> _Instructions for the task_
Reproduce each line bearing the word "JSON".

Figure record extracts
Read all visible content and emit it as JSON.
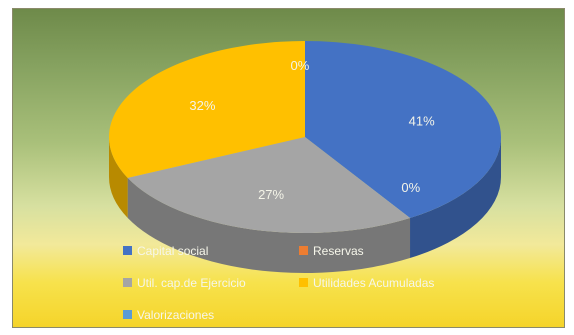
{
  "chart_data": {
    "type": "pie",
    "style": "3d",
    "title": "",
    "labels": [
      "Capital social",
      "Reservas",
      "Util. cap.de Ejercicio",
      "Utilidades Acumuladas",
      "Valorizaciones"
    ],
    "values": [
      41,
      0,
      27,
      32,
      0
    ],
    "value_labels": [
      "41%",
      "0%",
      "27%",
      "32%",
      "0%"
    ],
    "colors": [
      "#4472c4",
      "#ed7d31",
      "#a5a5a5",
      "#ffc000",
      "#5b9bd5"
    ],
    "legend_position": "bottom"
  }
}
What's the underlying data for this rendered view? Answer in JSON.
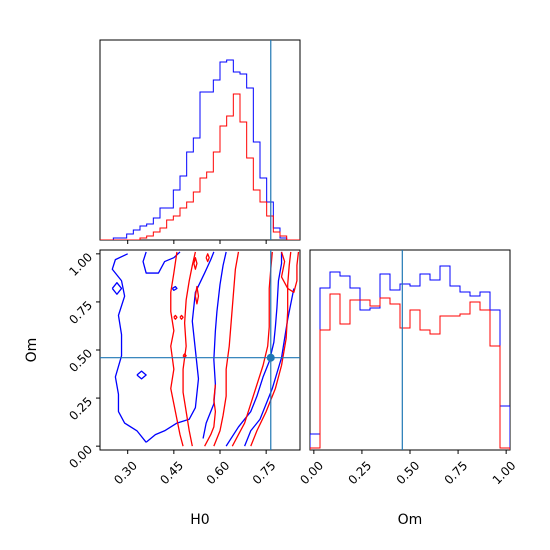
{
  "chart_data": {
    "type": "corner",
    "parameters": [
      "H0",
      "Om"
    ],
    "truth": {
      "H0": 0.765,
      "Om": 0.46
    },
    "colors": {
      "blue": "#0000ff",
      "red": "#ff0000",
      "truth": "#1f77b4"
    },
    "axes": {
      "H0": {
        "range": [
          0.21,
          0.86
        ],
        "ticks": [
          0.3,
          0.45,
          0.6,
          0.75
        ],
        "tick_labels": [
          "0.30",
          "0.45",
          "0.60",
          "0.75"
        ],
        "label": "H0"
      },
      "Om": {
        "range": [
          -0.02,
          1.02
        ],
        "ticks": [
          0.0,
          0.25,
          0.5,
          0.75,
          1.0
        ],
        "tick_labels": [
          "0.00",
          "0.25",
          "0.50",
          "0.75",
          "1.00"
        ],
        "label": "Om"
      }
    },
    "hist_H0": {
      "edges": [
        0.21,
        0.2317,
        0.2533,
        0.275,
        0.2967,
        0.3183,
        0.34,
        0.3617,
        0.3833,
        0.405,
        0.4267,
        0.4483,
        0.47,
        0.4917,
        0.5133,
        0.535,
        0.5567,
        0.5783,
        0.6,
        0.6217,
        0.6433,
        0.665,
        0.6867,
        0.7083,
        0.73,
        0.7517,
        0.7733,
        0.795,
        0.8167,
        0.8383,
        0.86
      ],
      "series": [
        {
          "color": "blue",
          "values": [
            0,
            0,
            0.01,
            0.01,
            0.03,
            0.05,
            0.07,
            0.08,
            0.11,
            0.16,
            0.16,
            0.25,
            0.32,
            0.44,
            0.51,
            0.74,
            0.74,
            0.8,
            0.89,
            0.9,
            0.84,
            0.83,
            0.76,
            0.49,
            0.31,
            0.19,
            0.06,
            0.01,
            0,
            0
          ]
        },
        {
          "color": "red",
          "values": [
            0,
            0,
            0,
            0,
            0,
            0,
            0.01,
            0.02,
            0.04,
            0.06,
            0.1,
            0.12,
            0.16,
            0.19,
            0.24,
            0.31,
            0.34,
            0.44,
            0.57,
            0.62,
            0.73,
            0.59,
            0.41,
            0.25,
            0.19,
            0.12,
            0.04,
            0.02,
            0,
            0
          ]
        }
      ]
    },
    "hist_Om": {
      "edges": [
        -0.02,
        0.032,
        0.084,
        0.136,
        0.188,
        0.24,
        0.292,
        0.344,
        0.396,
        0.448,
        0.5,
        0.552,
        0.604,
        0.656,
        0.708,
        0.76,
        0.812,
        0.864,
        0.916,
        0.968,
        1.02
      ],
      "series": [
        {
          "color": "blue",
          "values": [
            0.08,
            0.81,
            0.89,
            0.87,
            0.81,
            0.7,
            0.71,
            0.88,
            0.8,
            0.83,
            0.82,
            0.88,
            0.85,
            0.92,
            0.82,
            0.79,
            0.77,
            0.79,
            0.7,
            0.22
          ]
        },
        {
          "color": "red",
          "values": [
            0.01,
            0.6,
            0.78,
            0.63,
            0.75,
            0.75,
            0.72,
            0.76,
            0.73,
            0.61,
            0.7,
            0.6,
            0.58,
            0.67,
            0.67,
            0.68,
            0.74,
            0.7,
            0.52,
            0.01
          ]
        }
      ]
    },
    "contours": [
      {
        "color": "blue",
        "points": [
          [
            0.36,
            0.02
          ],
          [
            0.39,
            0.06
          ],
          [
            0.42,
            0.08
          ],
          [
            0.46,
            0.12
          ],
          [
            0.5,
            0.14
          ],
          [
            0.52,
            0.2
          ],
          [
            0.53,
            0.35
          ],
          [
            0.52,
            0.5
          ],
          [
            0.51,
            0.65
          ],
          [
            0.52,
            0.8
          ],
          [
            0.55,
            0.9
          ],
          [
            0.57,
            0.97
          ],
          [
            0.58,
            1.01
          ]
        ]
      },
      {
        "color": "blue",
        "points": [
          [
            0.545,
            0.04
          ],
          [
            0.555,
            0.12
          ],
          [
            0.565,
            0.16
          ],
          [
            0.58,
            0.22
          ],
          [
            0.585,
            0.32
          ],
          [
            0.58,
            0.45
          ],
          [
            0.585,
            0.6
          ],
          [
            0.59,
            0.7
          ],
          [
            0.6,
            0.84
          ],
          [
            0.61,
            0.94
          ],
          [
            0.62,
            1.01
          ]
        ]
      },
      {
        "color": "blue",
        "points": [
          [
            0.3,
            1.0
          ],
          [
            0.26,
            0.97
          ],
          [
            0.25,
            0.92
          ],
          [
            0.28,
            0.86
          ],
          [
            0.29,
            0.78
          ],
          [
            0.27,
            0.68
          ],
          [
            0.28,
            0.58
          ],
          [
            0.28,
            0.47
          ],
          [
            0.26,
            0.36
          ],
          [
            0.27,
            0.27
          ],
          [
            0.27,
            0.18
          ],
          [
            0.29,
            0.12
          ],
          [
            0.33,
            0.08
          ],
          [
            0.36,
            0.02
          ]
        ]
      },
      {
        "color": "blue",
        "points": [
          [
            0.36,
            1.01
          ],
          [
            0.35,
            0.96
          ],
          [
            0.36,
            0.9
          ],
          [
            0.4,
            0.9
          ],
          [
            0.42,
            0.96
          ],
          [
            0.45,
            0.98
          ],
          [
            0.47,
            1.01
          ]
        ]
      },
      {
        "color": "blue",
        "points": [
          [
            0.62,
            0.0
          ],
          [
            0.66,
            0.1
          ],
          [
            0.7,
            0.18
          ],
          [
            0.72,
            0.26
          ],
          [
            0.74,
            0.36
          ],
          [
            0.76,
            0.44
          ],
          [
            0.775,
            0.54
          ],
          [
            0.78,
            0.62
          ],
          [
            0.785,
            0.72
          ],
          [
            0.79,
            0.86
          ],
          [
            0.8,
            0.95
          ],
          [
            0.8,
            1.01
          ]
        ]
      },
      {
        "color": "blue",
        "points": [
          [
            0.68,
            0.0
          ],
          [
            0.7,
            0.08
          ],
          [
            0.73,
            0.14
          ],
          [
            0.75,
            0.22
          ],
          [
            0.77,
            0.3
          ],
          [
            0.785,
            0.38
          ],
          [
            0.8,
            0.46
          ],
          [
            0.81,
            0.56
          ],
          [
            0.82,
            0.66
          ],
          [
            0.83,
            0.74
          ],
          [
            0.84,
            0.82
          ]
        ]
      },
      {
        "color": "blue",
        "points": [
          [
            0.25,
            0.82
          ],
          [
            0.265,
            0.85
          ],
          [
            0.28,
            0.82
          ],
          [
            0.265,
            0.79
          ],
          [
            0.25,
            0.82
          ]
        ]
      },
      {
        "color": "blue",
        "points": [
          [
            0.33,
            0.37
          ],
          [
            0.345,
            0.39
          ],
          [
            0.36,
            0.37
          ],
          [
            0.345,
            0.35
          ],
          [
            0.33,
            0.37
          ]
        ]
      },
      {
        "color": "blue",
        "points": [
          [
            0.445,
            0.82
          ],
          [
            0.455,
            0.83
          ],
          [
            0.46,
            0.82
          ],
          [
            0.45,
            0.81
          ],
          [
            0.445,
            0.82
          ]
        ]
      },
      {
        "color": "red",
        "points": [
          [
            0.48,
            0.0
          ],
          [
            0.47,
            0.06
          ],
          [
            0.46,
            0.14
          ],
          [
            0.45,
            0.22
          ],
          [
            0.44,
            0.3
          ],
          [
            0.45,
            0.4
          ],
          [
            0.44,
            0.52
          ],
          [
            0.45,
            0.6
          ],
          [
            0.44,
            0.7
          ],
          [
            0.44,
            0.8
          ],
          [
            0.45,
            0.9
          ],
          [
            0.46,
            1.01
          ]
        ]
      },
      {
        "color": "red",
        "points": [
          [
            0.51,
            0.0
          ],
          [
            0.5,
            0.08
          ],
          [
            0.49,
            0.18
          ],
          [
            0.48,
            0.28
          ],
          [
            0.48,
            0.4
          ],
          [
            0.49,
            0.52
          ],
          [
            0.485,
            0.64
          ],
          [
            0.49,
            0.76
          ],
          [
            0.5,
            0.86
          ],
          [
            0.51,
            0.94
          ],
          [
            0.52,
            1.01
          ]
        ]
      },
      {
        "color": "red",
        "points": [
          [
            0.58,
            0.0
          ],
          [
            0.6,
            0.08
          ],
          [
            0.61,
            0.16
          ],
          [
            0.62,
            0.26
          ],
          [
            0.62,
            0.4
          ],
          [
            0.63,
            0.52
          ],
          [
            0.635,
            0.62
          ],
          [
            0.64,
            0.72
          ],
          [
            0.645,
            0.82
          ],
          [
            0.65,
            0.92
          ],
          [
            0.66,
            1.01
          ]
        ]
      },
      {
        "color": "red",
        "points": [
          [
            0.64,
            0.0
          ],
          [
            0.66,
            0.06
          ],
          [
            0.68,
            0.12
          ],
          [
            0.7,
            0.22
          ],
          [
            0.72,
            0.32
          ],
          [
            0.74,
            0.42
          ],
          [
            0.755,
            0.52
          ],
          [
            0.76,
            0.62
          ],
          [
            0.76,
            0.72
          ],
          [
            0.76,
            0.82
          ],
          [
            0.765,
            0.92
          ],
          [
            0.77,
            1.01
          ]
        ]
      },
      {
        "color": "red",
        "points": [
          [
            0.7,
            0.0
          ],
          [
            0.72,
            0.08
          ],
          [
            0.75,
            0.18
          ],
          [
            0.78,
            0.3
          ],
          [
            0.8,
            0.42
          ],
          [
            0.815,
            0.56
          ],
          [
            0.82,
            0.7
          ],
          [
            0.82,
            0.84
          ],
          [
            0.825,
            0.94
          ],
          [
            0.83,
            1.01
          ]
        ]
      },
      {
        "color": "red",
        "points": [
          [
            0.8,
            1.01
          ],
          [
            0.81,
            0.96
          ],
          [
            0.8,
            0.88
          ],
          [
            0.82,
            0.82
          ],
          [
            0.84,
            0.8
          ],
          [
            0.85,
            0.86
          ],
          [
            0.85,
            0.94
          ],
          [
            0.855,
            1.01
          ]
        ]
      },
      {
        "color": "red",
        "points": [
          [
            0.55,
            0.0
          ],
          [
            0.57,
            0.06
          ],
          [
            0.58,
            0.1
          ],
          [
            0.585,
            0.18
          ],
          [
            0.58,
            0.24
          ],
          [
            0.585,
            0.32
          ]
        ]
      },
      {
        "color": "red",
        "points": [
          [
            0.52,
            0.78
          ],
          [
            0.525,
            0.83
          ],
          [
            0.53,
            0.78
          ],
          [
            0.525,
            0.74
          ],
          [
            0.52,
            0.78
          ]
        ]
      },
      {
        "color": "red",
        "points": [
          [
            0.515,
            0.95
          ],
          [
            0.52,
            0.98
          ],
          [
            0.525,
            0.95
          ],
          [
            0.52,
            0.92
          ],
          [
            0.515,
            0.95
          ]
        ]
      },
      {
        "color": "red",
        "points": [
          [
            0.555,
            0.98
          ],
          [
            0.56,
            1.0
          ],
          [
            0.565,
            0.98
          ],
          [
            0.56,
            0.96
          ],
          [
            0.555,
            0.98
          ]
        ]
      },
      {
        "color": "red",
        "points": [
          [
            0.45,
            0.67
          ],
          [
            0.455,
            0.68
          ],
          [
            0.46,
            0.67
          ],
          [
            0.455,
            0.66
          ],
          [
            0.45,
            0.67
          ]
        ]
      },
      {
        "color": "red",
        "points": [
          [
            0.47,
            0.67
          ],
          [
            0.475,
            0.68
          ],
          [
            0.48,
            0.67
          ],
          [
            0.475,
            0.66
          ],
          [
            0.47,
            0.67
          ]
        ]
      },
      {
        "color": "red",
        "points": [
          [
            0.48,
            0.47
          ],
          [
            0.485,
            0.48
          ],
          [
            0.49,
            0.47
          ],
          [
            0.485,
            0.46
          ],
          [
            0.48,
            0.47
          ]
        ]
      }
    ]
  }
}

> _Task response_
Read all visible content and emit it as JSON.
What's the underlying data for this rendered view? Answer in JSON.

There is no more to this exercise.